=== DATA SECTION ===
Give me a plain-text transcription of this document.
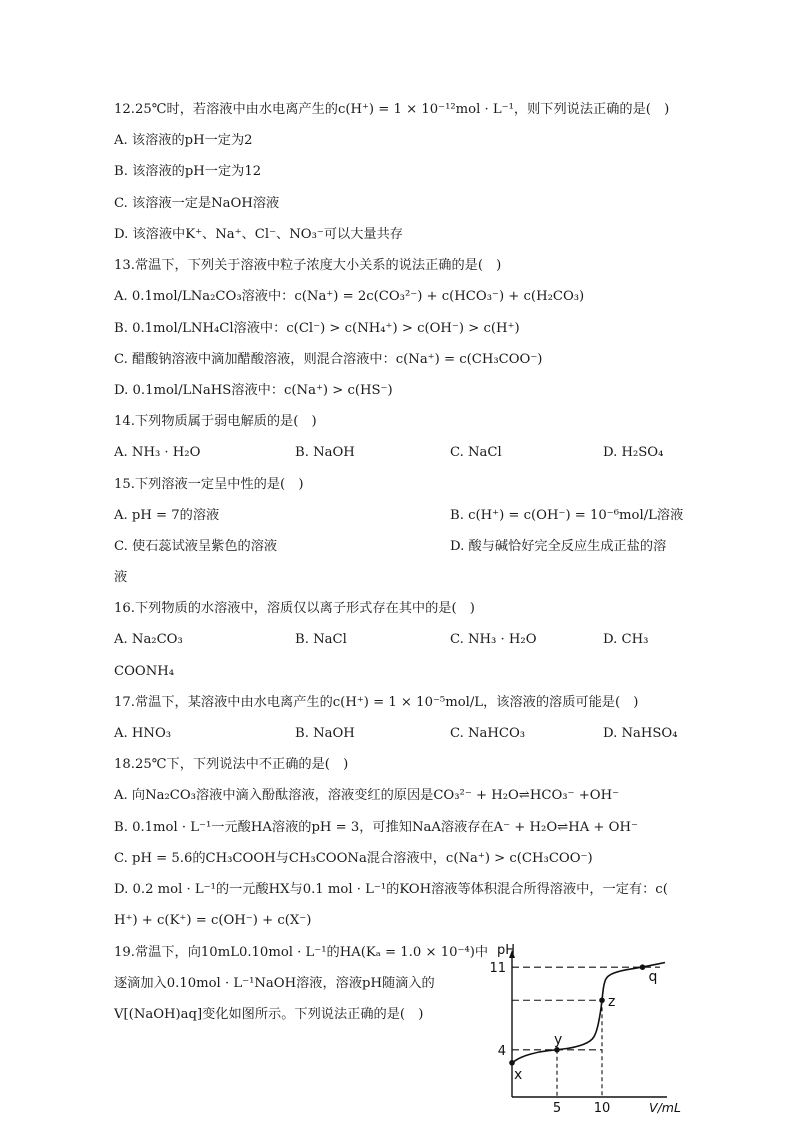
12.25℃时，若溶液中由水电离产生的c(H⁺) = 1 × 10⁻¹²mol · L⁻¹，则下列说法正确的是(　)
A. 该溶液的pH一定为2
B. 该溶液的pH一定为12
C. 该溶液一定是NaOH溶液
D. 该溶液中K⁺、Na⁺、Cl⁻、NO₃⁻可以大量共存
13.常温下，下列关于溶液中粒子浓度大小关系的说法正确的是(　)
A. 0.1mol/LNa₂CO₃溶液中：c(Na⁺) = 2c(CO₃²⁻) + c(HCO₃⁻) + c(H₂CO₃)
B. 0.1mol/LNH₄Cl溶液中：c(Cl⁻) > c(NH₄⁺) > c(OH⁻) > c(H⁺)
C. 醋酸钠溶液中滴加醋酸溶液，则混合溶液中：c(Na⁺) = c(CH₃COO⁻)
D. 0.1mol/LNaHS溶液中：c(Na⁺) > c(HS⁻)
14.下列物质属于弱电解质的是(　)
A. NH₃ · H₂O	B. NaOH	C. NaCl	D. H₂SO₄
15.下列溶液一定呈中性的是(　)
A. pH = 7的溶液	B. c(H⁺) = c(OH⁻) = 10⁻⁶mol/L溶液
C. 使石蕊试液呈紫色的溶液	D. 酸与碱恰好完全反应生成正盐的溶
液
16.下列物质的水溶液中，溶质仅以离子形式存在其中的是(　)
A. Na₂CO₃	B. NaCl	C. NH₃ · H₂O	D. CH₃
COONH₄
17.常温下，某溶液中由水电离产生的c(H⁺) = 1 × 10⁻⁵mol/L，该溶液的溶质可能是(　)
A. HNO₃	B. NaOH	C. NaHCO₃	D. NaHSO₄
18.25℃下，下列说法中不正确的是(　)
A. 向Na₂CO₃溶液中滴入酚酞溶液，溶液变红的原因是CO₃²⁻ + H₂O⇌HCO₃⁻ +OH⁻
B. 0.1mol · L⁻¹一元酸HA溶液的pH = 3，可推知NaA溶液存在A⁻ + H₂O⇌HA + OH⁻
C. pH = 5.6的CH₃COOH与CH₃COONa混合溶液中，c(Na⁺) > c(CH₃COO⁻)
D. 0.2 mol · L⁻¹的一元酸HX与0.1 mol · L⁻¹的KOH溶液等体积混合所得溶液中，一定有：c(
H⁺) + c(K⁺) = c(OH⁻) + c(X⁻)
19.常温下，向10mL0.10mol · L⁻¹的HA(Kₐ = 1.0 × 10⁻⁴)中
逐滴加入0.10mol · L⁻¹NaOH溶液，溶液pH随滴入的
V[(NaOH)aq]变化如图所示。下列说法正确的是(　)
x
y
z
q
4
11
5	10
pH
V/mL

=== REQUIREMENT ===
Extract every line that has the string "CH₃COO" in it.

=== COMPLETED EXERCISE ===
C. 醋酸钠溶液中滴加醋酸溶液，则混合溶液中：c(Na⁺) = c(CH₃COO⁻)
C. pH = 5.6的CH₃COOH与CH₃COONa混合溶液中，c(Na⁺) > c(CH₃COO⁻)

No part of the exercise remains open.